### [PROBLEM TO WORK ON]
Go through the entries below and print each one exactly, leaving out pictures.

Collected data
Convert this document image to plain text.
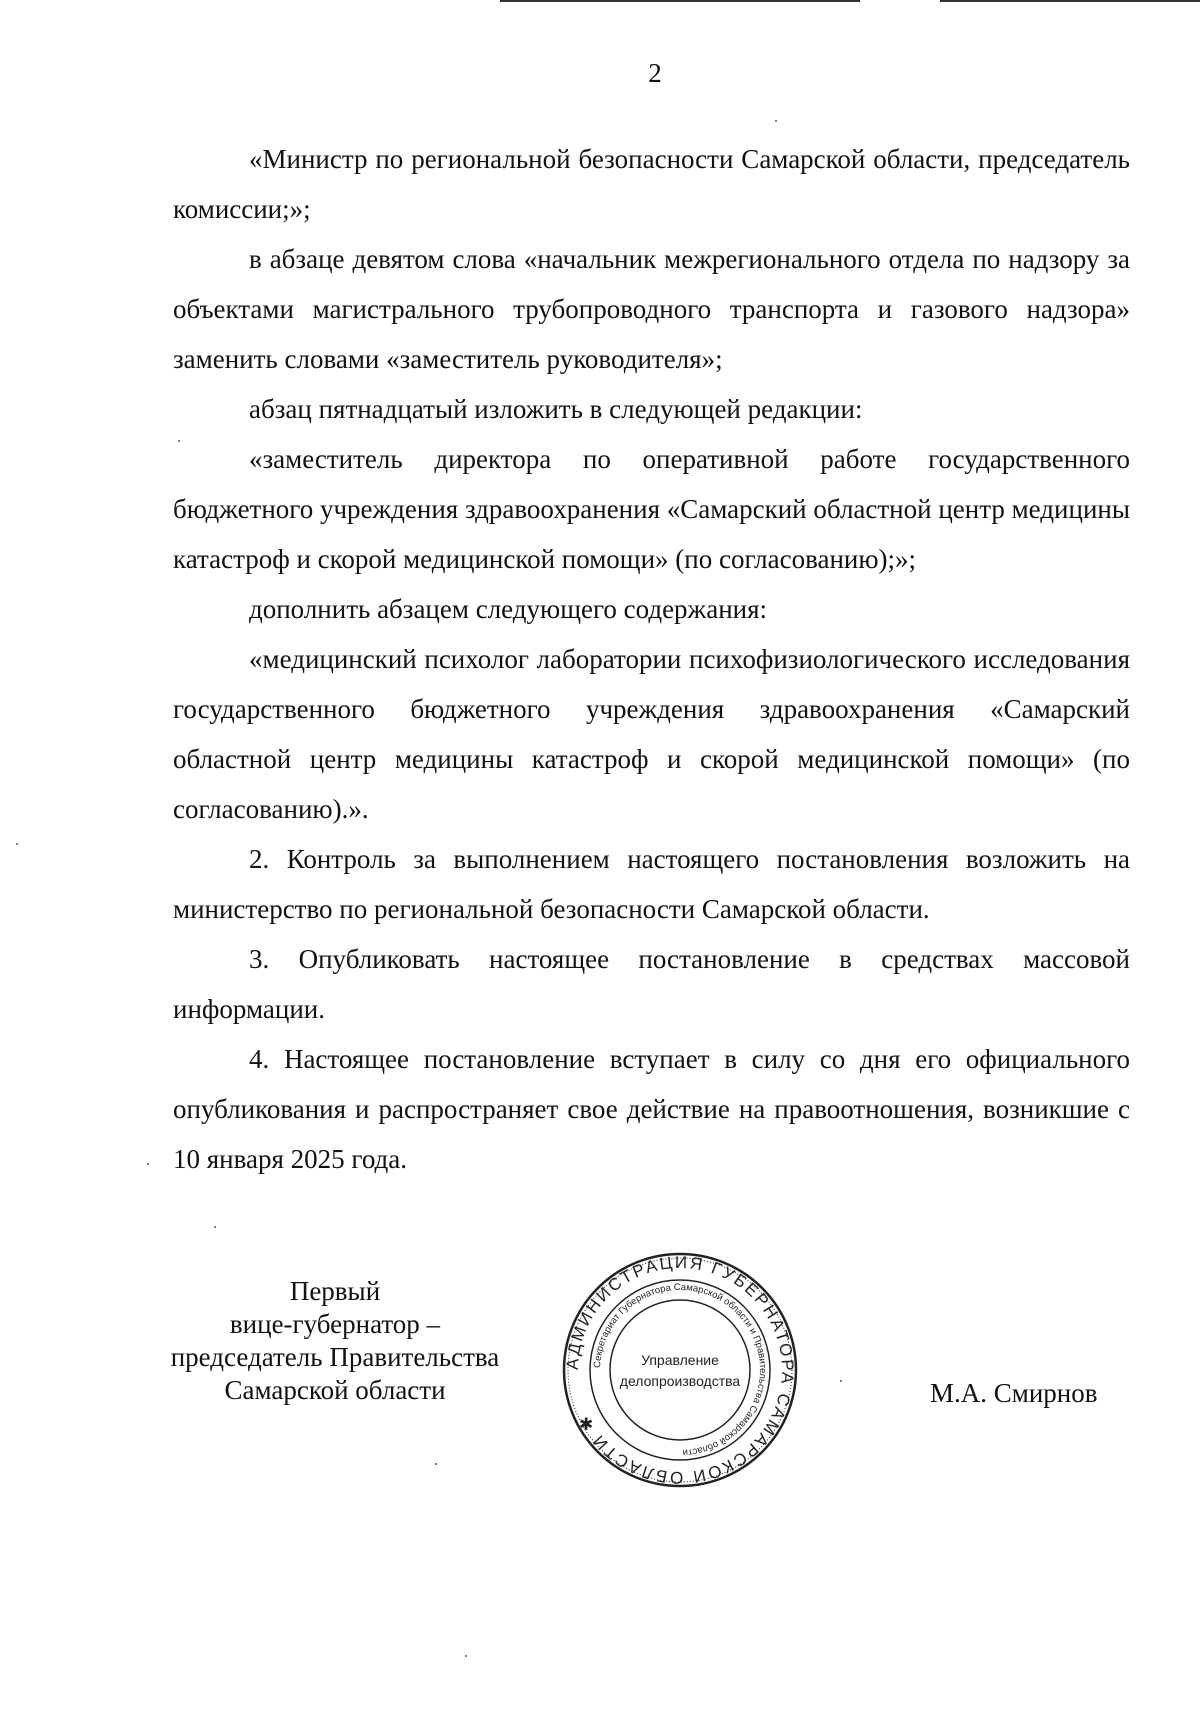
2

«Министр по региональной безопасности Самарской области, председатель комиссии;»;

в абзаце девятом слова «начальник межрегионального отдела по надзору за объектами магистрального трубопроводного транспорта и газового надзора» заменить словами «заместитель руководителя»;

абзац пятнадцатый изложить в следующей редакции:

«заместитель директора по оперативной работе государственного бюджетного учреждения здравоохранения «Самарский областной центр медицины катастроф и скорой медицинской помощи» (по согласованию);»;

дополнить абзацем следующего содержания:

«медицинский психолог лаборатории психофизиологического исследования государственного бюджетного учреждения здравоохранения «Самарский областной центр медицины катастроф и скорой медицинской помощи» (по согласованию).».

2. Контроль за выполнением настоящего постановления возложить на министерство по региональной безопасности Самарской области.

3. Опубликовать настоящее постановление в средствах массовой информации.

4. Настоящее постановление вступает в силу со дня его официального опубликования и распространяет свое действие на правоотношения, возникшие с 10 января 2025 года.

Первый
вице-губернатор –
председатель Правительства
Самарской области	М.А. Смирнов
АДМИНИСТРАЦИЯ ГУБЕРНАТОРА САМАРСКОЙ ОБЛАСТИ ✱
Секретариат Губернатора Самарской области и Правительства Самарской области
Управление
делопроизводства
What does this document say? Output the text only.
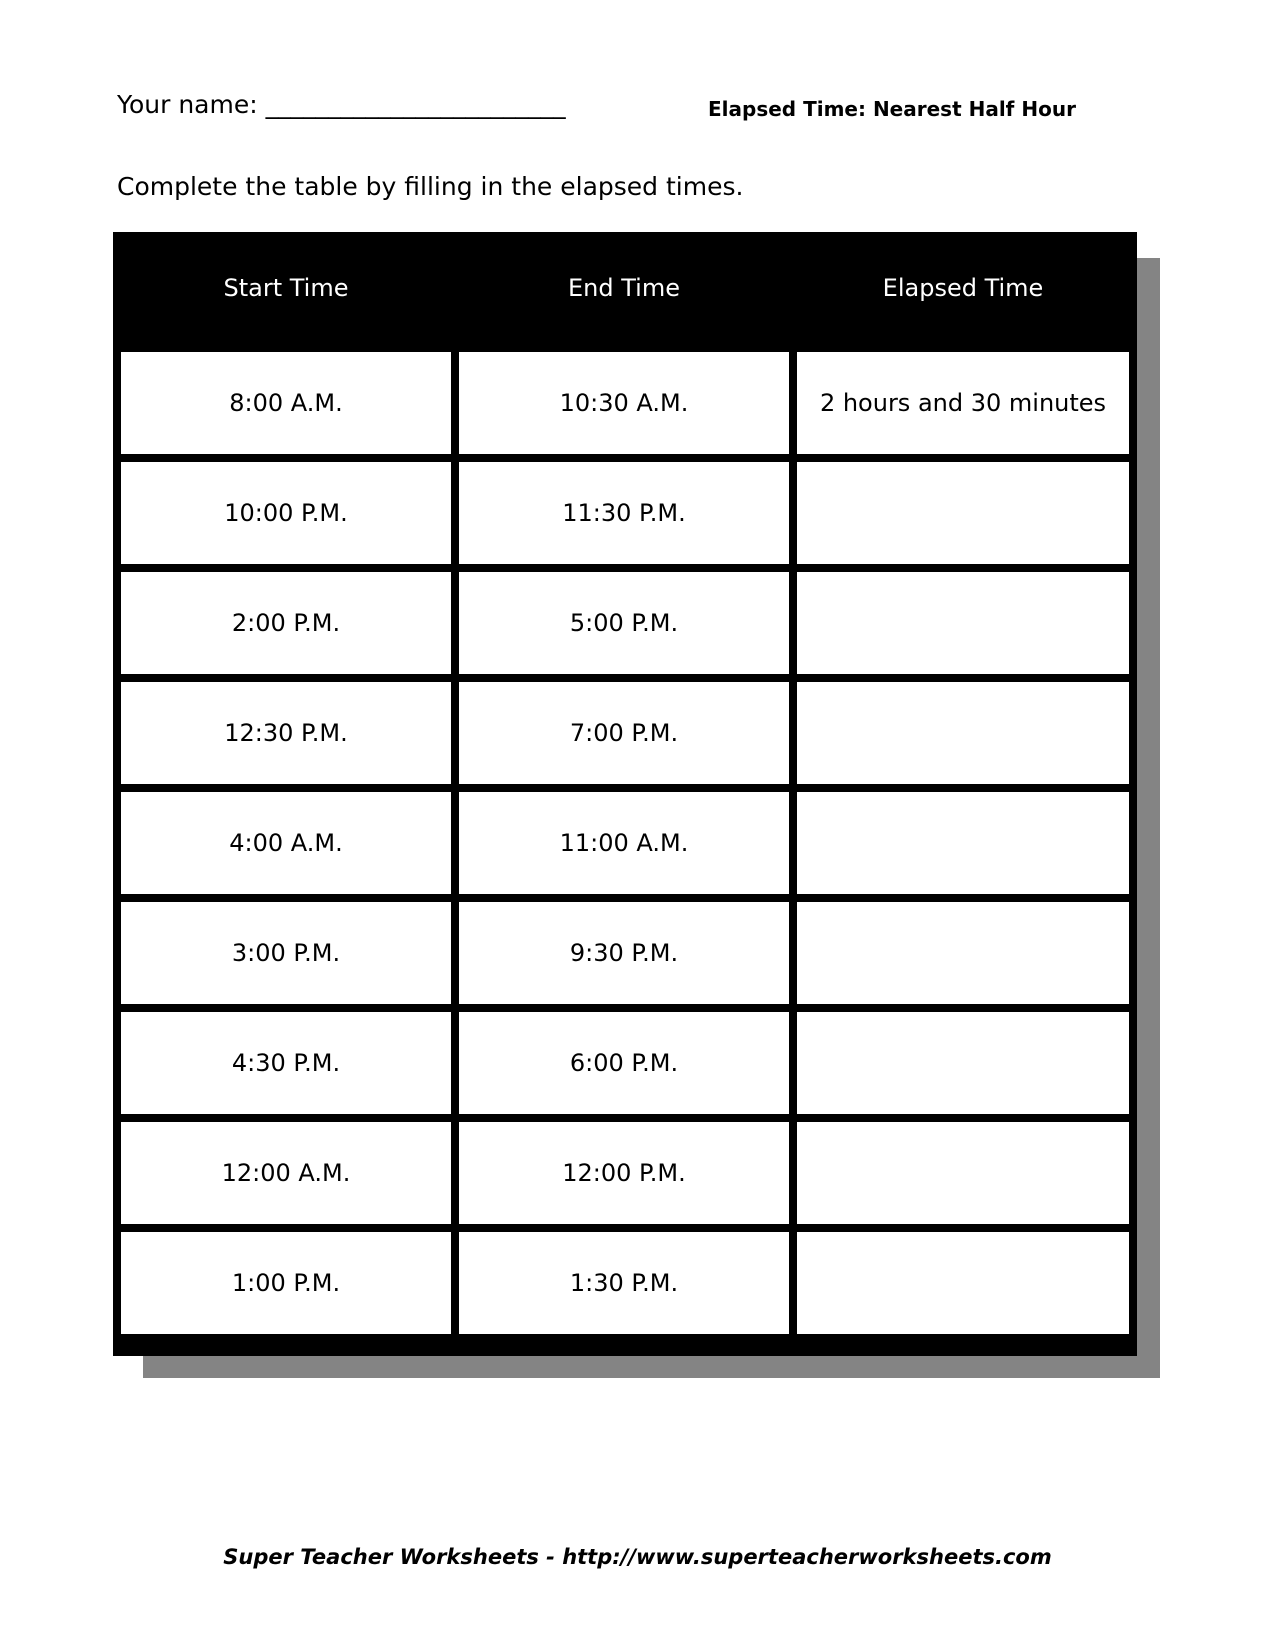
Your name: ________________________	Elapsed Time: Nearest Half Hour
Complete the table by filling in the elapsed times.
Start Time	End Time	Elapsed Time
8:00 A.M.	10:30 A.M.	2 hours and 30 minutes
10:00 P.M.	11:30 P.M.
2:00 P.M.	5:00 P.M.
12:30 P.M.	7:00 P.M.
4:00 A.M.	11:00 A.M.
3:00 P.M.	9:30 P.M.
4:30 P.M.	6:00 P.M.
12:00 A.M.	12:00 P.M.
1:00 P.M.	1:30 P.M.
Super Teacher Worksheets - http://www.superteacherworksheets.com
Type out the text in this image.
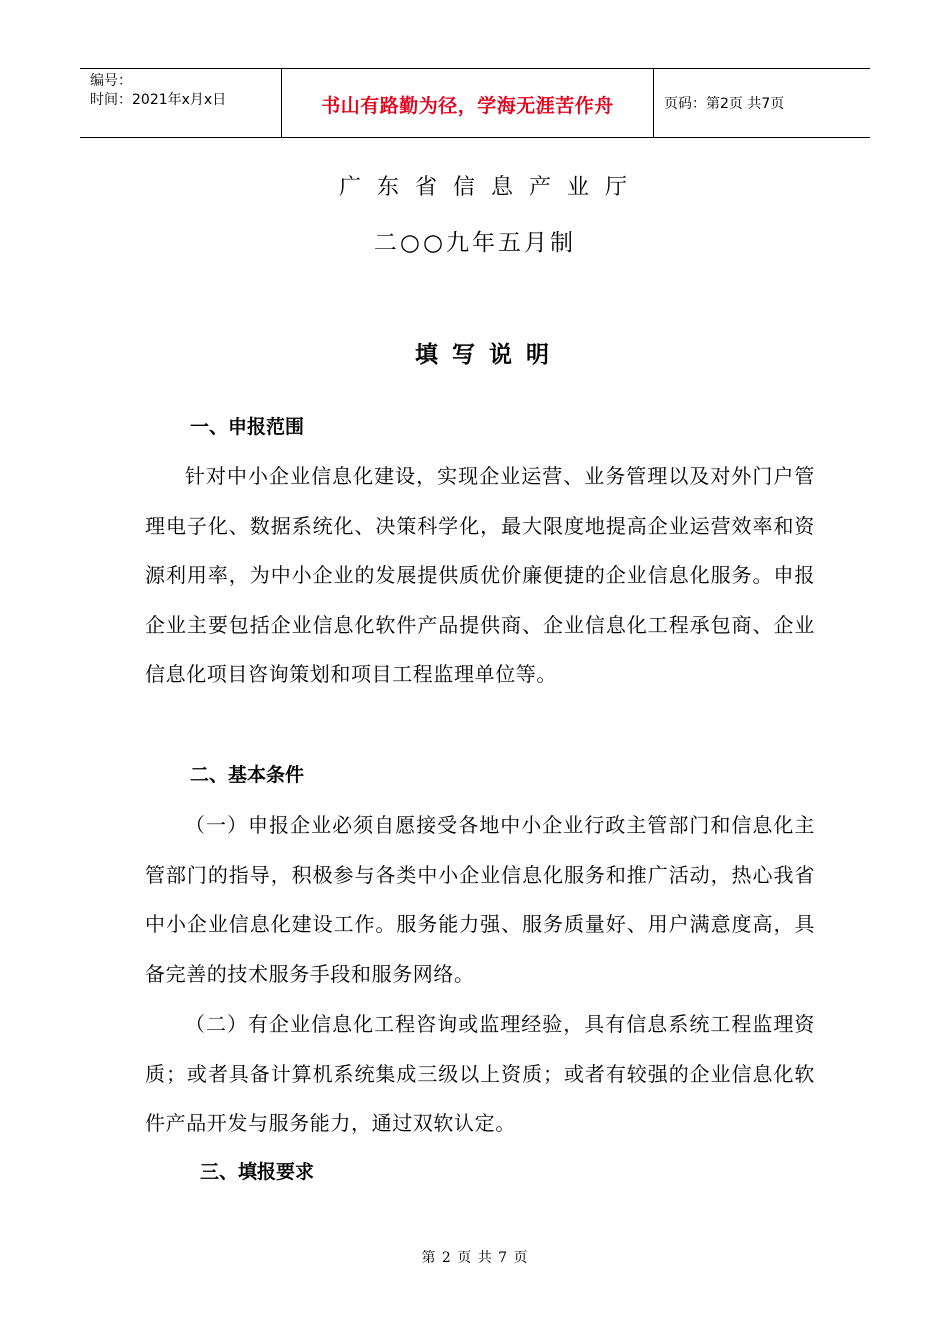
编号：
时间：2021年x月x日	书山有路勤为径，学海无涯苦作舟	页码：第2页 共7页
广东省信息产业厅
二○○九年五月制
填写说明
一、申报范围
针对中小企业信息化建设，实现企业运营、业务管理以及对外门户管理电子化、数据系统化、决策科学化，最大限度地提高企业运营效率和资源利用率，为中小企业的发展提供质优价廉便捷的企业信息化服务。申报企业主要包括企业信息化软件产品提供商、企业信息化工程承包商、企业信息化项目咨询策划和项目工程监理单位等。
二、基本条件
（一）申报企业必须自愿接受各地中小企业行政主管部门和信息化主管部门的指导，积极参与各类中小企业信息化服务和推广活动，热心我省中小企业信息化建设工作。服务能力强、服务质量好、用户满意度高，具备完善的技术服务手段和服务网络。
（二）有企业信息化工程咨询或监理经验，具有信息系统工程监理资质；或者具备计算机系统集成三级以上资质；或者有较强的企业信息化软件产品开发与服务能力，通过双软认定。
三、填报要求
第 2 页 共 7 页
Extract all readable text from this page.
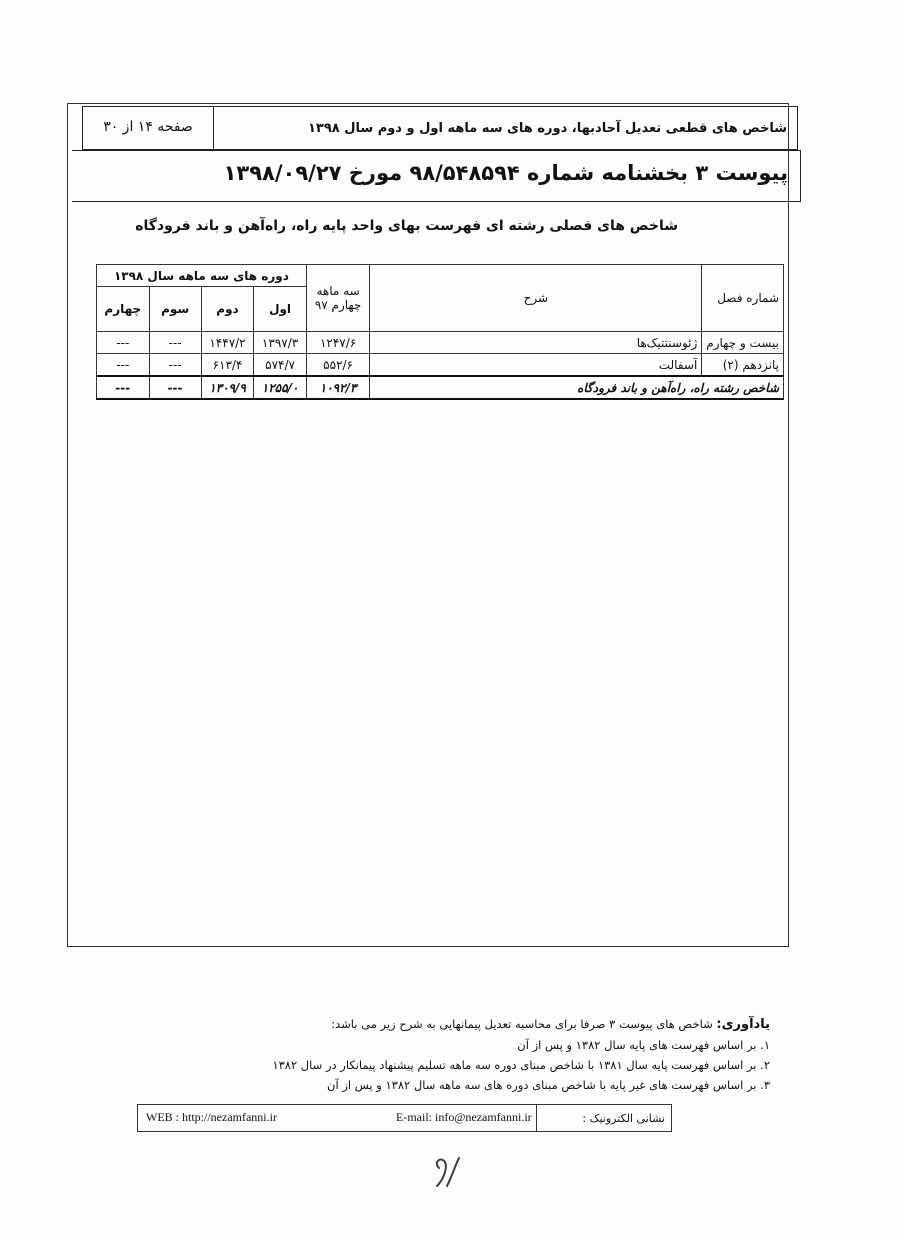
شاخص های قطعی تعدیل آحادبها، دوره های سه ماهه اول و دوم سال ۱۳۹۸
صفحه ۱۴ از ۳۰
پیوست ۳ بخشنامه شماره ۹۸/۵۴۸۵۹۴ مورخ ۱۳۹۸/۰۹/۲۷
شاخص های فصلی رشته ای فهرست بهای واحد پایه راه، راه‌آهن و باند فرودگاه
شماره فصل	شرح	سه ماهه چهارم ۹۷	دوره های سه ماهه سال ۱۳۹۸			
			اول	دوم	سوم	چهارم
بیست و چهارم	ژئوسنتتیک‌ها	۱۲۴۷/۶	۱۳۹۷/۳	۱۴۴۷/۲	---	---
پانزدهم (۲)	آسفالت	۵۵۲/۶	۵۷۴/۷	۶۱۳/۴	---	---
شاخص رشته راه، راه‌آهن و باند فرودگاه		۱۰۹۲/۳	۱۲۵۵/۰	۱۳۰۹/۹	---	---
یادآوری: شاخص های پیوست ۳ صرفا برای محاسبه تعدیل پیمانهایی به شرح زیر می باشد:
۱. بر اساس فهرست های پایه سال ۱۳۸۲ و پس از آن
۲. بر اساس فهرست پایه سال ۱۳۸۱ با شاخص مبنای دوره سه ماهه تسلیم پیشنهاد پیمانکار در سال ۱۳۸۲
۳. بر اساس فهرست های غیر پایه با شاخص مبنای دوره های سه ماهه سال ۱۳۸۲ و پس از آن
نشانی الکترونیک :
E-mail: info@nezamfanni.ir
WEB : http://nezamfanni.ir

### [SOLUTION TO THIS PROBLEM]
Convert this document image to plain text.
2

«Министр по региональной безопасности Самарской области, председатель комиссии;»;

в абзаце девятом слова «начальник межрегионального отдела по надзору за объектами магистрального трубопроводного транспорта и газового надзора» заменить словами «заместитель руководителя»;

абзац пятнадцатый изложить в следующей редакции:

«заместитель директора по оперативной работе государственного бюджетного учреждения здравоохранения «Самарский областной центр медицины катастроф и скорой медицинской помощи» (по согласованию);»;

дополнить абзацем следующего содержания:

«медицинский психолог лаборатории психофизиологического исследования государственного бюджетного учреждения здравоохранения «Самарский областной центр медицины катастроф и скорой медицинской помощи» (по согласованию).».

2. Контроль за выполнением настоящего постановления возложить на министерство по региональной безопасности Самарской области.

3. Опубликовать настоящее постановление в средствах массовой информации.

4. Настоящее постановление вступает в силу со дня его официального опубликования и распространяет свое действие на правоотношения, возникшие с 10 января 2025 года.

Первый
вице-губернатор –
председатель Правительства
Самарской области	М.А. Смирнов
АДМИНИСТРАЦИЯ ГУБЕРНАТОРА САМАРСКОЙ ОБЛАСТИ ✱
Секретариат Губернатора Самарской области и Правительства Самарской области
Управление
делопроизводства
What does this document say? Output the text only.
Your name: ________________________	Elapsed Time: Nearest Half Hour
Complete the table by filling in the elapsed times.
Start Time	End Time	Elapsed Time
8:00 A.M.	10:30 A.M.	2 hours and 30 minutes
10:00 P.M.	11:30 P.M.
2:00 P.M.	5:00 P.M.
12:30 P.M.	7:00 P.M.
4:00 A.M.	11:00 A.M.
3:00 P.M.	9:30 P.M.
4:30 P.M.	6:00 P.M.
12:00 A.M.	12:00 P.M.
1:00 P.M.	1:30 P.M.
Super Teacher Worksheets - http://www.superteacherworksheets.com
Type out the text in this image.
编号：
时间：2021年x月x日	书山有路勤为径，学海无涯苦作舟	页码：第2页 共7页
广东省信息产业厅
二○○九年五月制
填写说明
一、申报范围
针对中小企业信息化建设，实现企业运营、业务管理以及对外门户管理电子化、数据系统化、决策科学化，最大限度地提高企业运营效率和资源利用率，为中小企业的发展提供质优价廉便捷的企业信息化服务。申报企业主要包括企业信息化软件产品提供商、企业信息化工程承包商、企业信息化项目咨询策划和项目工程监理单位等。
二、基本条件
（一）申报企业必须自愿接受各地中小企业行政主管部门和信息化主管部门的指导，积极参与各类中小企业信息化服务和推广活动，热心我省中小企业信息化建设工作。服务能力强、服务质量好、用户满意度高，具备完善的技术服务手段和服务网络。
（二）有企业信息化工程咨询或监理经验，具有信息系统工程监理资质；或者具备计算机系统集成三级以上资质；或者有较强的企业信息化软件产品开发与服务能力，通过双软认定。
三、填报要求
第 2 页 共 7 页
Extract all readable text from this page.
شاخص های قطعی تعدیل آحادبها، دوره های سه ماهه اول و دوم سال ۱۳۹۸
صفحه ۱۴ از ۳۰
پیوست ۳ بخشنامه شماره ۹۸/۵۴۸۵۹۴ مورخ ۱۳۹۸/۰۹/۲۷
شاخص های فصلی رشته ای فهرست بهای واحد پایه راه، راه‌آهن و باند فرودگاه
شماره فصل	شرح	سه ماهه چهارم ۹۷	دوره های سه ماهه سال ۱۳۹۸			
			اول	دوم	سوم	چهارم
بیست و چهارم	ژئوسنتتیک‌ها	۱۲۴۷/۶	۱۳۹۷/۳	۱۴۴۷/۲	---	---
پانزدهم (۲)	آسفالت	۵۵۲/۶	۵۷۴/۷	۶۱۳/۴	---	---
شاخص رشته راه، راه‌آهن و باند فرودگاه		۱۰۹۲/۳	۱۲۵۵/۰	۱۳۰۹/۹	---	---
یادآوری: شاخص های پیوست ۳ صرفا برای محاسبه تعدیل پیمانهایی به شرح زیر می باشد:
۱. بر اساس فهرست های پایه سال ۱۳۸۲ و پس از آن
۲. بر اساس فهرست پایه سال ۱۳۸۱ با شاخص مبنای دوره سه ماهه تسلیم پیشنهاد پیمانکار در سال ۱۳۸۲
۳. بر اساس فهرست های غیر پایه با شاخص مبنای دوره های سه ماهه سال ۱۳۸۲ و پس از آن
نشانی الکترونیک :
E-mail: info@nezamfanni.ir
WEB : http://nezamfanni.ir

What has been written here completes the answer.